WHAT NEEDS TO BE DONE »
Rewrite everything from "Since 25% isn’t" down to "Yahoo search users." in the post about Yahoo Search testing bing results, updating it so that "damaging" appears wherever "disruptive" stands.

GIVEN PASSAGE »
--------------------------------------------------
Up to 25% of Yahoo Search is Now bing-ified

Written on July 21, 2010 by admin

Filed Under: book, marketing



Last week Yahoo sent a letter to their search advertisers about a rather large window for when they can anticipate the integration of bing. In a post yesterday on the Yahoo blog they went a little further and said that they were currently testing the results. Here is what they said

We’ve started testing organic (also referred to as algorithmic) and paid search listings from Microsoft for up to 25 percent of Yahoo! Search traffic in the U.S. The primary change for these tests is that the listings are coming from Microsoft. However, the overall page should look the same as the Yahoo! Search you’re used to – with rich content and unique tools and features from Yahoo!. If you happen to fall into our tests, you might also notice some differences in how we’re displaying select search results due to a variety of product configurations we are testing.

Here is the screenshot of a page and the ‘changes’ that have occurred. To the untrained eye (and even the trained one) noticing this difference is well, next to impossible unless you had memorized the result set returned by Yahoo. I doubt that happens much.

Since 25% isn’t a real large number your chances of seeing this out in the wild is not so strong. Also, unless you are an advertiser or you are a previously high ranked organic site in the Yahoo results this ‘change’ won’t even be noticed. Interestingly enough, this entire change over from Yahoo to bing search is quite disruptive to the industry side of the coin while probably going completely unnoticed by the vast majority of Yahoo search users.
--------------------------------------------------
SOURCE DATA »
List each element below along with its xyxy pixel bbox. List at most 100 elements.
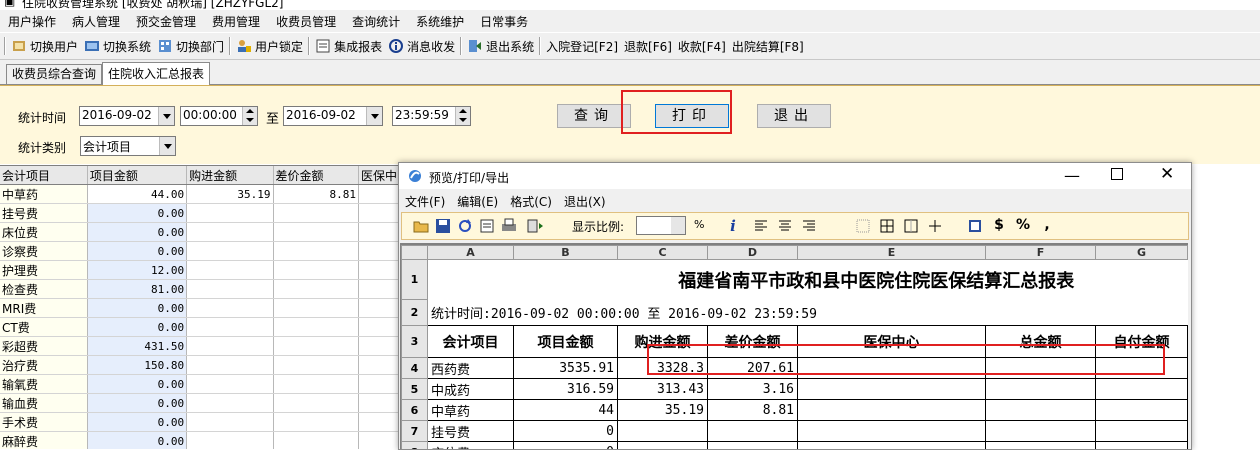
--------------------------------------------------
EXERCISE RESULT »
Since 25% isn’t a real large number your chances of seeing this out in the wild is not so strong. Also, unless you are an advertiser or you are a previously high ranked organic site in the Yahoo results this ‘change’ won’t even be noticed. Interestingly enough, this entire change over from Yahoo to bing search is quite damaging to the industry side of the coin while probably going completely unnoticed by the vast majority of Yahoo search users.